▸ Problem requirements
Below is a listing to transcribe in full and exactly; keep the pictures out.

▸ Raw data
--- start ---
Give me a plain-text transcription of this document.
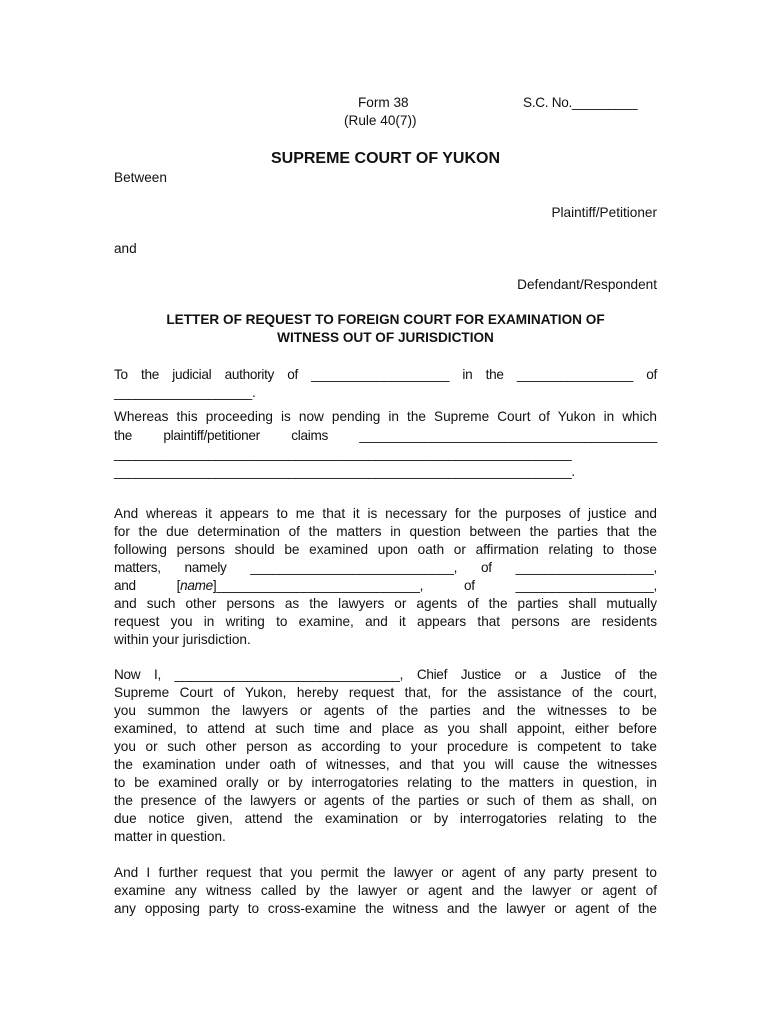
Form 38
(Rule 40(7))
S.C. No._________
SUPREME COURT OF YUKON
Between
Plaintiff/Petitioner
and
Defendant/Respondent
LETTER OF REQUEST TO FOREIGN COURT FOR EXAMINATION OF
WITNESS OUT OF JURISDICTION
To the judicial authority of ___________________ in the ________________ of
___________________.
Whereas this proceeding is now pending in the Supreme Court of Yukon in which
the plaintiff/petitioner claims _________________________________________
_______________________________________________________________
_______________________________________________________________.
And whereas it appears to me that it is necessary for the purposes of justice and
for the due determination of the matters in question between the parties that the
following persons should be examined upon oath or affirmation relating to those
matters, namely ____________________________, of ___________________,
and [name]____________________________, of ___________________,
and such other persons as the lawyers or agents of the parties shall mutually
request you in writing to examine, and it appears that persons are residents
within your jurisdiction.
Now I, _______________________________, Chief Justice or a Justice of the
Supreme Court of Yukon, hereby request that, for the assistance of the court,
you summon the lawyers or agents of the parties and the witnesses to be
examined, to attend at such time and place as you shall appoint, either before
you or such other person as according to your procedure is competent to take
the examination under oath of witnesses, and that you will cause the witnesses
to be examined orally or by interrogatories relating to the matters in question, in
the presence of the lawyers or agents of the parties or such of them as shall, on
due notice given, attend the examination or by interrogatories relating to the
matter in question.
And I further request that you permit the lawyer or agent of any party present to
examine any witness called by the lawyer or agent and the lawyer or agent of
any opposing party to cross-examine the witness and the lawyer or agent of the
--- end ---
▸ Response
Give me a plain-text transcription of this document.
Form 38
(Rule 40(7))
S.C. No._________
SUPREME COURT OF YUKON
Between
Plaintiff/Petitioner
and
Defendant/Respondent
LETTER OF REQUEST TO FOREIGN COURT FOR EXAMINATION OF
WITNESS OUT OF JURISDICTION
To the judicial authority of ___________________ in the ________________ of
___________________.
Whereas this proceeding is now pending in the Supreme Court of Yukon in which
the plaintiff/petitioner claims _________________________________________
_______________________________________________________________
_______________________________________________________________.
And whereas it appears to me that it is necessary for the purposes of justice and
for the due determination of the matters in question between the parties that the
following persons should be examined upon oath or affirmation relating to those
matters, namely ____________________________, of ___________________,
and [name]____________________________, of ___________________,
and such other persons as the lawyers or agents of the parties shall mutually
request you in writing to examine, and it appears that persons are residents
within your jurisdiction.
Now I, _______________________________, Chief Justice or a Justice of the
Supreme Court of Yukon, hereby request that, for the assistance of the court,
you summon the lawyers or agents of the parties and the witnesses to be
examined, to attend at such time and place as you shall appoint, either before
you or such other person as according to your procedure is competent to take
the examination under oath of witnesses, and that you will cause the witnesses
to be examined orally or by interrogatories relating to the matters in question, in
the presence of the lawyers or agents of the parties or such of them as shall, on
due notice given, attend the examination or by interrogatories relating to the
matter in question.
And I further request that you permit the lawyer or agent of any party present to
examine any witness called by the lawyer or agent and the lawyer or agent of
any opposing party to cross-examine the witness and the lawyer or agent of the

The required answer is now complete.